* GIVEN EXERCISE:
In the listing that follows, count each line containing the string "project" and report only the count.

* INFORMATION SUPPLIED:

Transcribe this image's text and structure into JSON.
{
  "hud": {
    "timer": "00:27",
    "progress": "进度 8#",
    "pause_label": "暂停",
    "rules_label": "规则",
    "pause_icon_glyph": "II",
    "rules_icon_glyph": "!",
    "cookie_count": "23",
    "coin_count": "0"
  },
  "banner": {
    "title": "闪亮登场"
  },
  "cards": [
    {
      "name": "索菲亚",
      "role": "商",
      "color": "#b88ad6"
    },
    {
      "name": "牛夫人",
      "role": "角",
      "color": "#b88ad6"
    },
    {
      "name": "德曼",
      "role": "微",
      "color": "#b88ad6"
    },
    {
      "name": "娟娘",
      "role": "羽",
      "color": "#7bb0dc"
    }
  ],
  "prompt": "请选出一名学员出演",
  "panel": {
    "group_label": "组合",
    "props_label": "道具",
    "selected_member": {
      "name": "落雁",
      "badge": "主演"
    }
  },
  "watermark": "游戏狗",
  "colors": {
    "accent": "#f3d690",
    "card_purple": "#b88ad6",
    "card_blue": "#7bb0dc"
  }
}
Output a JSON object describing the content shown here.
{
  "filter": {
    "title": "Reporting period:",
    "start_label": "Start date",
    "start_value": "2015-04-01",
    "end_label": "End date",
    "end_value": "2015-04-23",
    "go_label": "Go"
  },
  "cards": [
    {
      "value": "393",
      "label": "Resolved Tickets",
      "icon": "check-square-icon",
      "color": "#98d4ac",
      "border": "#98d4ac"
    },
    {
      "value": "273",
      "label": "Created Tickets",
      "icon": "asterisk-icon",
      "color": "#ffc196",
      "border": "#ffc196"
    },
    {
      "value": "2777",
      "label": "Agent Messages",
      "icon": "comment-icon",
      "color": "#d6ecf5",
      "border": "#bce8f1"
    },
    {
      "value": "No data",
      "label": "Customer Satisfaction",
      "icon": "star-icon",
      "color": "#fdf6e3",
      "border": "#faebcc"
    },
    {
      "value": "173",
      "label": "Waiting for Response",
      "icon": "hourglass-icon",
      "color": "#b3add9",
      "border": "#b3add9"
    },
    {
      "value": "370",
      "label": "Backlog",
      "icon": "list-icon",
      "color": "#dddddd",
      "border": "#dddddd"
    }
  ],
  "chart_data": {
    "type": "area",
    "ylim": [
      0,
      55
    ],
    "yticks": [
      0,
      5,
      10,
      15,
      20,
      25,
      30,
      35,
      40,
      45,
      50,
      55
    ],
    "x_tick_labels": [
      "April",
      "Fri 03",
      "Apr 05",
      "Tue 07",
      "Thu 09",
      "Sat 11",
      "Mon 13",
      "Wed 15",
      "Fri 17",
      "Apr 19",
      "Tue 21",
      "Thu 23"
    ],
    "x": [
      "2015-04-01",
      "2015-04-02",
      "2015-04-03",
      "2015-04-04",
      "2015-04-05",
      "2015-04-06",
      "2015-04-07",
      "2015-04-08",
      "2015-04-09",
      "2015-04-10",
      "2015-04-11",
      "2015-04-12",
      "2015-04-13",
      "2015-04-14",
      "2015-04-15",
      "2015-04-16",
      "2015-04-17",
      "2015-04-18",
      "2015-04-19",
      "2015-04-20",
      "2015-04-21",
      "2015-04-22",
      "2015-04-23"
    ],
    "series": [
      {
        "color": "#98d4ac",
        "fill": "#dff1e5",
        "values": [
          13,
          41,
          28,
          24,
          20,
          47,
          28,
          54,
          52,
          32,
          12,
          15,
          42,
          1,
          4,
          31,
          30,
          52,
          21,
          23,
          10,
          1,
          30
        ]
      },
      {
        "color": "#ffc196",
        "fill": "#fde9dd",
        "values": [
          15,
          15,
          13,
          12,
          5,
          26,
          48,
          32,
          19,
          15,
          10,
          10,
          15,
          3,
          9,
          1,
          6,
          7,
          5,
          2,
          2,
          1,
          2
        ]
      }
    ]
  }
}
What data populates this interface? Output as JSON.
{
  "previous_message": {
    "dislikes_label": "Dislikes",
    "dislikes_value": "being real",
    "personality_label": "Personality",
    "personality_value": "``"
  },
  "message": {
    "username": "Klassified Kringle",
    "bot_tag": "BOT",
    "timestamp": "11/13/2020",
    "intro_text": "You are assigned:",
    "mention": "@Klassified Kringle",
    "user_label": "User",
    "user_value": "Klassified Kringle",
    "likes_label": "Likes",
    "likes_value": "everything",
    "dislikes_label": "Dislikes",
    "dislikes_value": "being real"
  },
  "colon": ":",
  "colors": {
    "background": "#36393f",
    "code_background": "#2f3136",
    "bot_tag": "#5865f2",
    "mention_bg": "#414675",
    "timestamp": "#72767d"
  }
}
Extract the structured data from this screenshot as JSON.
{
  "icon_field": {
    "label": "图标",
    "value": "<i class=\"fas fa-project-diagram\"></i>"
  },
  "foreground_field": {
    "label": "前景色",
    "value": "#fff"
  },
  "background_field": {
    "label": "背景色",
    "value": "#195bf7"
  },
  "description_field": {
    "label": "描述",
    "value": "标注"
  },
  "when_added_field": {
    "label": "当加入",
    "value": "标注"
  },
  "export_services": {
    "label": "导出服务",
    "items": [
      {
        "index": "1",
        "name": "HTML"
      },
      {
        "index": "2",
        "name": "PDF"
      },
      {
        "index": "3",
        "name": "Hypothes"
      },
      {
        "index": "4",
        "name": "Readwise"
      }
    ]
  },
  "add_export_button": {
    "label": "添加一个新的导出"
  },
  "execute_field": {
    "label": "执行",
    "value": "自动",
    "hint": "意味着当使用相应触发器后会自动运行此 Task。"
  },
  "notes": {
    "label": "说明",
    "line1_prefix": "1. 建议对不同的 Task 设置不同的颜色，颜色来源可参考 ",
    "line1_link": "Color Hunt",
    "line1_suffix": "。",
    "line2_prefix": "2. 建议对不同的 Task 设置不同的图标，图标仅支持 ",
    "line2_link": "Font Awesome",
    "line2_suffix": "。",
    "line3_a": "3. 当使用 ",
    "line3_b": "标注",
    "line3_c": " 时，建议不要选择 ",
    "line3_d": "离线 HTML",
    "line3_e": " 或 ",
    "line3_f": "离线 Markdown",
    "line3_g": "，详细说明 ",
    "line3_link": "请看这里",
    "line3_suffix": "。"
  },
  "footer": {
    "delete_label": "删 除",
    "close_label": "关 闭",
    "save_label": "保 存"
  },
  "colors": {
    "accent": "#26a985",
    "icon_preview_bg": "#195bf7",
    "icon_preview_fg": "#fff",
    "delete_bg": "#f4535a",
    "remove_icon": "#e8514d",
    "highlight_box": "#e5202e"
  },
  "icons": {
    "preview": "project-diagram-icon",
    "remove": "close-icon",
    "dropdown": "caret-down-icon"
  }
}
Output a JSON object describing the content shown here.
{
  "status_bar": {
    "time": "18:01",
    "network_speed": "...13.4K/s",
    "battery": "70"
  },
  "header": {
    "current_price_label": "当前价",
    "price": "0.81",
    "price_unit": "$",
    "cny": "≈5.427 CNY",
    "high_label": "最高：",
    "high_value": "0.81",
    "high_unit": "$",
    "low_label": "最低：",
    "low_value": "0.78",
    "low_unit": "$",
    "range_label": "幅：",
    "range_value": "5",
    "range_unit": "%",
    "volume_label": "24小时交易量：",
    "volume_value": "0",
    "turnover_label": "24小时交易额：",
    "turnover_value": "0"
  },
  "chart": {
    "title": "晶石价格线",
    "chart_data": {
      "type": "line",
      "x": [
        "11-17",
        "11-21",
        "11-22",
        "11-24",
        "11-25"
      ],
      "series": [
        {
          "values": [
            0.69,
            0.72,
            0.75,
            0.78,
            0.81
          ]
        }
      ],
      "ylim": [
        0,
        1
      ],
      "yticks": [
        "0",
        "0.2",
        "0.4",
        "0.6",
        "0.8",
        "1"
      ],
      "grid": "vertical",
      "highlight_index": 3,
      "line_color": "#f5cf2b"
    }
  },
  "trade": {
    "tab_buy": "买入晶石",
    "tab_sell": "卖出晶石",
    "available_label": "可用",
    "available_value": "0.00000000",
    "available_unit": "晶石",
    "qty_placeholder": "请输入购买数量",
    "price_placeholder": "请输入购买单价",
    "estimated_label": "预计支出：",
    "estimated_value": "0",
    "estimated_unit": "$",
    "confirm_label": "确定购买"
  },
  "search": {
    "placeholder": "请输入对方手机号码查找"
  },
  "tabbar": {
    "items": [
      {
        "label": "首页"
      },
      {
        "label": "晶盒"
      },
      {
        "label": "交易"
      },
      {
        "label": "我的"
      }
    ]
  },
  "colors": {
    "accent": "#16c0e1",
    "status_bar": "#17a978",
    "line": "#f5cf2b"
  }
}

* FINAL ANSWER:
2